* begin Data entries *
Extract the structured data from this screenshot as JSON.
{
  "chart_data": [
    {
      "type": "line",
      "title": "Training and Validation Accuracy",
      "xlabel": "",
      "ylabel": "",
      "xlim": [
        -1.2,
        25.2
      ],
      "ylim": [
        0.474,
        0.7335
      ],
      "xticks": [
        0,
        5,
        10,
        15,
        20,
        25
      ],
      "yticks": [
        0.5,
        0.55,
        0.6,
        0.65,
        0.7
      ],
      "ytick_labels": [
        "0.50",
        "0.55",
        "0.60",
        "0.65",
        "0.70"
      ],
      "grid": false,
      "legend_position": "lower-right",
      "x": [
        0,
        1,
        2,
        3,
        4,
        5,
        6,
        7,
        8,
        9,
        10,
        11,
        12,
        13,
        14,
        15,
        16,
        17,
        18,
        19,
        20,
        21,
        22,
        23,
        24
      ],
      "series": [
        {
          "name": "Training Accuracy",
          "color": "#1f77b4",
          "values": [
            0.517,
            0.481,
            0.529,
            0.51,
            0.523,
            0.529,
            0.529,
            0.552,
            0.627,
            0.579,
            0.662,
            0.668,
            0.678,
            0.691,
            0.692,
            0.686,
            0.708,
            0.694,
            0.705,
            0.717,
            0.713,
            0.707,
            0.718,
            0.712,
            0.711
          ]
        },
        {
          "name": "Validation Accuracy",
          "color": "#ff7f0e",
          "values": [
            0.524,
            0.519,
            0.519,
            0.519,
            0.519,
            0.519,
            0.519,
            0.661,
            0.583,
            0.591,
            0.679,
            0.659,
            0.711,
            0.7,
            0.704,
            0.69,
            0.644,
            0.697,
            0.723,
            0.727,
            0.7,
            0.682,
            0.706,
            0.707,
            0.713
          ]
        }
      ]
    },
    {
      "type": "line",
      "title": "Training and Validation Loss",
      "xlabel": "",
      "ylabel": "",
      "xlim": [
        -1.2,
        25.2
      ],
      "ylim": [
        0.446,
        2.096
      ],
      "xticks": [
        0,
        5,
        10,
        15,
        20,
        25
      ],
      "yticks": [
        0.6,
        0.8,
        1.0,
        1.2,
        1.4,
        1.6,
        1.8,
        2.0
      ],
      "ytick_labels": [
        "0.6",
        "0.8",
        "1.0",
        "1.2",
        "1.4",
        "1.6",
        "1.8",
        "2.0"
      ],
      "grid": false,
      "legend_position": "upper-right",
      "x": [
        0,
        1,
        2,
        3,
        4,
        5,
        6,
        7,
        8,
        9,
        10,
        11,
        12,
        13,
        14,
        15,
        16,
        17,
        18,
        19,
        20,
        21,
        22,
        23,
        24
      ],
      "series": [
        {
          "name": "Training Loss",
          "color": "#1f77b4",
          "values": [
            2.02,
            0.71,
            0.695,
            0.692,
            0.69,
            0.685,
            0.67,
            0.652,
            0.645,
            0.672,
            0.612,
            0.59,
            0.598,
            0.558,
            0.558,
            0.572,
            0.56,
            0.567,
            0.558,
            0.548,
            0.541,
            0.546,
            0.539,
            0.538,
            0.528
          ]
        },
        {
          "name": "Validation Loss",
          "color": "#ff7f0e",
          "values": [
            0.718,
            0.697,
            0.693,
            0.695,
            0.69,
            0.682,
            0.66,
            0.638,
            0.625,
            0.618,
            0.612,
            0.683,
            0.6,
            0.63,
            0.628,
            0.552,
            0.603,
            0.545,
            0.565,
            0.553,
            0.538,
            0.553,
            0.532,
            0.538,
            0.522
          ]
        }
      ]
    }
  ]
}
* end Data entries *
Select and copy every line from the records that includes the word "Loss".

      "title": "Training and Validation Loss",
          "name": "Training Loss",
          "name": "Validation Loss",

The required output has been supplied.